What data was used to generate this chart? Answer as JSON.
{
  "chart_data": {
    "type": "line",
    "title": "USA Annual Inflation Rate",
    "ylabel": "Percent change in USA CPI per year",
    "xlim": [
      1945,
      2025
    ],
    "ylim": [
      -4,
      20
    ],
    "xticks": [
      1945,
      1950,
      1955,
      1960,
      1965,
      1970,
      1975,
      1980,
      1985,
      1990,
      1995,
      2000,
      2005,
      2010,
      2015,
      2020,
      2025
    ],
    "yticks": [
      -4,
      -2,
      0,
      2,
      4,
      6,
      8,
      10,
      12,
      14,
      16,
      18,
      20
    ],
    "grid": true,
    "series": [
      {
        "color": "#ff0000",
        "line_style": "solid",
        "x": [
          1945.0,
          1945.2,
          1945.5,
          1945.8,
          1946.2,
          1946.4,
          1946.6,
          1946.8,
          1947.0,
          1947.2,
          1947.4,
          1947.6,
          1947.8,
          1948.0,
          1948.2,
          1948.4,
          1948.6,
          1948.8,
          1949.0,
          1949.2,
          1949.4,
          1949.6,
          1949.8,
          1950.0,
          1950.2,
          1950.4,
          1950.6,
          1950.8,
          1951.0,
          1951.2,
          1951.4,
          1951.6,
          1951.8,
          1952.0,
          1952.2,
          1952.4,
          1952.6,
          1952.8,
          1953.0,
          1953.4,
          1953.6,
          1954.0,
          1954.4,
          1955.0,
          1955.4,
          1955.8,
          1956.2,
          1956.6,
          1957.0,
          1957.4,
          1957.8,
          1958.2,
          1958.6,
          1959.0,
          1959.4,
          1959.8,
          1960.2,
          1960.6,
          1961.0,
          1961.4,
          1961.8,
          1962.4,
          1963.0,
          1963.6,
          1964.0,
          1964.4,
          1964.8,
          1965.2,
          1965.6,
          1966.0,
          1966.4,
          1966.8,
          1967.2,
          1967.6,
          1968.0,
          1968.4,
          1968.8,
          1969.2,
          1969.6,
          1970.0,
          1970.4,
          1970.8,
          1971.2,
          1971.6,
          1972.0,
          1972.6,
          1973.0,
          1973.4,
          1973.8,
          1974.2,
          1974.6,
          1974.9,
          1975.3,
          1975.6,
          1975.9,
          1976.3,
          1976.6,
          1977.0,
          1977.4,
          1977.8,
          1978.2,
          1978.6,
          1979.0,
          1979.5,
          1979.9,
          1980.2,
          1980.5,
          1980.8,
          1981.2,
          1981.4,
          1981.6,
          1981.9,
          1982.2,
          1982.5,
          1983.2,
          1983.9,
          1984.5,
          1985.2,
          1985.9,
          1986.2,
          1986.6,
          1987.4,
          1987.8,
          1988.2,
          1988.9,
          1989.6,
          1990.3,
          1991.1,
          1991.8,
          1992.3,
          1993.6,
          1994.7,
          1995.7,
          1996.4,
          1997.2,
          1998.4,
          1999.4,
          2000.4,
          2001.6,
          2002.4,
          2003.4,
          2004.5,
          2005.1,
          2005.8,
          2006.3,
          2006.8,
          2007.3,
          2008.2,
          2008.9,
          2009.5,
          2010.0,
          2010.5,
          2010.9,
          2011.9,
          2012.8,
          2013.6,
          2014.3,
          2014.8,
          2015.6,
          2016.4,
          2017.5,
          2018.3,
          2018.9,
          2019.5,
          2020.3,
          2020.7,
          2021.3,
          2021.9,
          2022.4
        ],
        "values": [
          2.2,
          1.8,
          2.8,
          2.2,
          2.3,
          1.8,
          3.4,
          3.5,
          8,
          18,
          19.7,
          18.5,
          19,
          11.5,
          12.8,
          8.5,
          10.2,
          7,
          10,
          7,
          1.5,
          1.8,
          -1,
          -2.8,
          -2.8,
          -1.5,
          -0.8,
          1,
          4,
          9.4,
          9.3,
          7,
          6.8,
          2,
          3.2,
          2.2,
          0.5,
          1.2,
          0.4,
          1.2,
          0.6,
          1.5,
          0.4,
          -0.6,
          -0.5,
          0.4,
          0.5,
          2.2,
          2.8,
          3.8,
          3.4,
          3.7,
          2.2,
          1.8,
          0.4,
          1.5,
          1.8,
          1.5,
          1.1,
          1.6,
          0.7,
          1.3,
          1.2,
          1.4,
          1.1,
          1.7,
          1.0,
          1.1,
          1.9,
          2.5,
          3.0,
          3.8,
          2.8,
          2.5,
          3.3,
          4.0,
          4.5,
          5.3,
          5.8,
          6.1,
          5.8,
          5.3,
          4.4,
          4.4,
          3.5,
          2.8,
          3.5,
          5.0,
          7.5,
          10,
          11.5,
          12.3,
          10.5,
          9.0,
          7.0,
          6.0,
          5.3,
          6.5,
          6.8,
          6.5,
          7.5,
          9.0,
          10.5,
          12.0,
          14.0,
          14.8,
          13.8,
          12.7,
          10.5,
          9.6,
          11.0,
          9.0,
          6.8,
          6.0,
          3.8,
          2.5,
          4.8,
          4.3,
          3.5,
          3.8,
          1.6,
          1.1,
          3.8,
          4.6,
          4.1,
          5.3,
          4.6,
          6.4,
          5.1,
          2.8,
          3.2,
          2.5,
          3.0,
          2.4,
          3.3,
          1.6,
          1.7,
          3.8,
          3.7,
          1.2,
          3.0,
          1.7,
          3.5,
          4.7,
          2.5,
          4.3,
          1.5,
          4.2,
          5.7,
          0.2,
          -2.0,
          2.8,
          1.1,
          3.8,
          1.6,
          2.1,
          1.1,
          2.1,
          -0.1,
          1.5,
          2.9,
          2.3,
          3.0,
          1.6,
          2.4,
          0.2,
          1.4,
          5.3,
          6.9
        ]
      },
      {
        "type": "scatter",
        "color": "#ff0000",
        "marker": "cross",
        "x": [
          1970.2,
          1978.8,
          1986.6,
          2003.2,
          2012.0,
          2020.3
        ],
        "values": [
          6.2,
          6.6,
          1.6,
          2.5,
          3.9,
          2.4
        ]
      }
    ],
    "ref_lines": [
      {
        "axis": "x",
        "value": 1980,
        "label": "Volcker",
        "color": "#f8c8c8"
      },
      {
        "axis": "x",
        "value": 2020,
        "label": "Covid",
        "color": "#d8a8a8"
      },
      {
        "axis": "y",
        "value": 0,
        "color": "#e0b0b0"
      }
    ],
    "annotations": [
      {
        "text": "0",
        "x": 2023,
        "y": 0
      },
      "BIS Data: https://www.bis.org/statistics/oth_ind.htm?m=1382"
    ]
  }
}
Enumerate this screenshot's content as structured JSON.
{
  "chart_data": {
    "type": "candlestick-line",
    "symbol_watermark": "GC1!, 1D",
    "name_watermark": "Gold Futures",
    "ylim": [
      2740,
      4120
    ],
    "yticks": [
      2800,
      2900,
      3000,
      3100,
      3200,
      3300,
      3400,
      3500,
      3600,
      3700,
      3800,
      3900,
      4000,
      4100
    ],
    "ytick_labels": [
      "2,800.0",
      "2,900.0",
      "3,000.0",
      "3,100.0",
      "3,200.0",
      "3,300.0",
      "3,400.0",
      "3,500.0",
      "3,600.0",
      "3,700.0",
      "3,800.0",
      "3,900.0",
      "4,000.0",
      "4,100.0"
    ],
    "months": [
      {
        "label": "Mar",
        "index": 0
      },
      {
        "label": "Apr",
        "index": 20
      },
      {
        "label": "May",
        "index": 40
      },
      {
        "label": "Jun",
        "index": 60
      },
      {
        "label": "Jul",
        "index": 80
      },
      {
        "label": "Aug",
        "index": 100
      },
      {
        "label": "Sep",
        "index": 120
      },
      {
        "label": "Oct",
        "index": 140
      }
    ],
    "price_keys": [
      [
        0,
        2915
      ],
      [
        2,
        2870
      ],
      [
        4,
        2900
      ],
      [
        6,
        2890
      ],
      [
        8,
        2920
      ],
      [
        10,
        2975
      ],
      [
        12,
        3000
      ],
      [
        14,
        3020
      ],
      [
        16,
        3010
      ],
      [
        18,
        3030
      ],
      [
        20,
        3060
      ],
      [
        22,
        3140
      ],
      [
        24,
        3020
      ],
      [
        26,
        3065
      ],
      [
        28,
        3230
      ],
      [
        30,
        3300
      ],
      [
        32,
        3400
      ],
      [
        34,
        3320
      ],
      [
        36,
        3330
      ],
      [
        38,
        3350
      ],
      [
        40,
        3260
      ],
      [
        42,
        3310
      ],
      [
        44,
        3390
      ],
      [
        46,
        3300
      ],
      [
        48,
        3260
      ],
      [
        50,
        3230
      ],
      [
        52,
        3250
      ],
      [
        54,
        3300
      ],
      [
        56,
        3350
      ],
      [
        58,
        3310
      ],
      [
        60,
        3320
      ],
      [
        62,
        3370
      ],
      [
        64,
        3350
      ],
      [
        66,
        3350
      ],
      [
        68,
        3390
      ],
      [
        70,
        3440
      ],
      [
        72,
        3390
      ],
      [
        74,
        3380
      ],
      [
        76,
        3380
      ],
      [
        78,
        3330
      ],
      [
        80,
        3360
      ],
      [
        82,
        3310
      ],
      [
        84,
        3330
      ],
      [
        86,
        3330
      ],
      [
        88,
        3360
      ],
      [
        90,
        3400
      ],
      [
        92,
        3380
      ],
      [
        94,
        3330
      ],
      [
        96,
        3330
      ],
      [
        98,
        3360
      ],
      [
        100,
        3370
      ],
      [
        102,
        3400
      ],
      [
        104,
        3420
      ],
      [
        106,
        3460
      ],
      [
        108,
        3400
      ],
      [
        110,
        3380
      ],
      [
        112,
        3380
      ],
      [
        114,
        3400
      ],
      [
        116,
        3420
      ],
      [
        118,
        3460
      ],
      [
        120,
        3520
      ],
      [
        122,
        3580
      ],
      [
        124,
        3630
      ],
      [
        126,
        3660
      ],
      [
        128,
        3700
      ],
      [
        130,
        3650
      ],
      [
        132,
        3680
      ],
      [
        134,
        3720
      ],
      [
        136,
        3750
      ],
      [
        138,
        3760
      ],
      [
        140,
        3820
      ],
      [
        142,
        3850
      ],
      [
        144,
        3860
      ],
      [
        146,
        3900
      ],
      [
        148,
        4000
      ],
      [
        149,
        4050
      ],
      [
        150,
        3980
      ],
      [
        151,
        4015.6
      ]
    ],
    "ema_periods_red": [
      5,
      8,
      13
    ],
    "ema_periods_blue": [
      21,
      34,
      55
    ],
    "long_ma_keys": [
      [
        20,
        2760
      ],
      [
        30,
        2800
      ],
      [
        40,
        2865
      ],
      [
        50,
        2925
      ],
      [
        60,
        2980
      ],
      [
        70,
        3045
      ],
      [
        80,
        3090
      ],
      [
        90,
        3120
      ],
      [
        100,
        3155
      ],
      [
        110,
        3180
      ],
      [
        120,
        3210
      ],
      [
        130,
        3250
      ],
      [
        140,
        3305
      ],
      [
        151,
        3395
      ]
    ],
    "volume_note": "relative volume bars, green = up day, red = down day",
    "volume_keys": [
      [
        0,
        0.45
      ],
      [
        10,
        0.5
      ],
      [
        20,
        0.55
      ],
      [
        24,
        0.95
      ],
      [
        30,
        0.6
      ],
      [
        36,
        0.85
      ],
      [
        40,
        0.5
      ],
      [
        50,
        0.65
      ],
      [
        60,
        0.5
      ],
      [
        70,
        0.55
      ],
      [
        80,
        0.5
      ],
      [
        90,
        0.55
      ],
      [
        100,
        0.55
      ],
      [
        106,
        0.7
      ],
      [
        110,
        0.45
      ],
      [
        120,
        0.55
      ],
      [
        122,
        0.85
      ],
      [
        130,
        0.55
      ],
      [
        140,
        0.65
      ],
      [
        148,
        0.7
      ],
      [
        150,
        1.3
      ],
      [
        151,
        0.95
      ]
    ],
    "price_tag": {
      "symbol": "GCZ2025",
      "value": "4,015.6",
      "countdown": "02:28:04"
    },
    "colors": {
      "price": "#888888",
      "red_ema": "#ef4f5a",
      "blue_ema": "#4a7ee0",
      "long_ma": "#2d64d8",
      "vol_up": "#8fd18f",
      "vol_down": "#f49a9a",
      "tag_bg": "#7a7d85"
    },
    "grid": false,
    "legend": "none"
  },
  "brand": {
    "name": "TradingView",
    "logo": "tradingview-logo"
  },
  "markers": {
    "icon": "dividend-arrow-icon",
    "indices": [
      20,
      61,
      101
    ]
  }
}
+++
Using the listing above, say how many of its lines contain the string "JSON", giving nothing but the figure.

2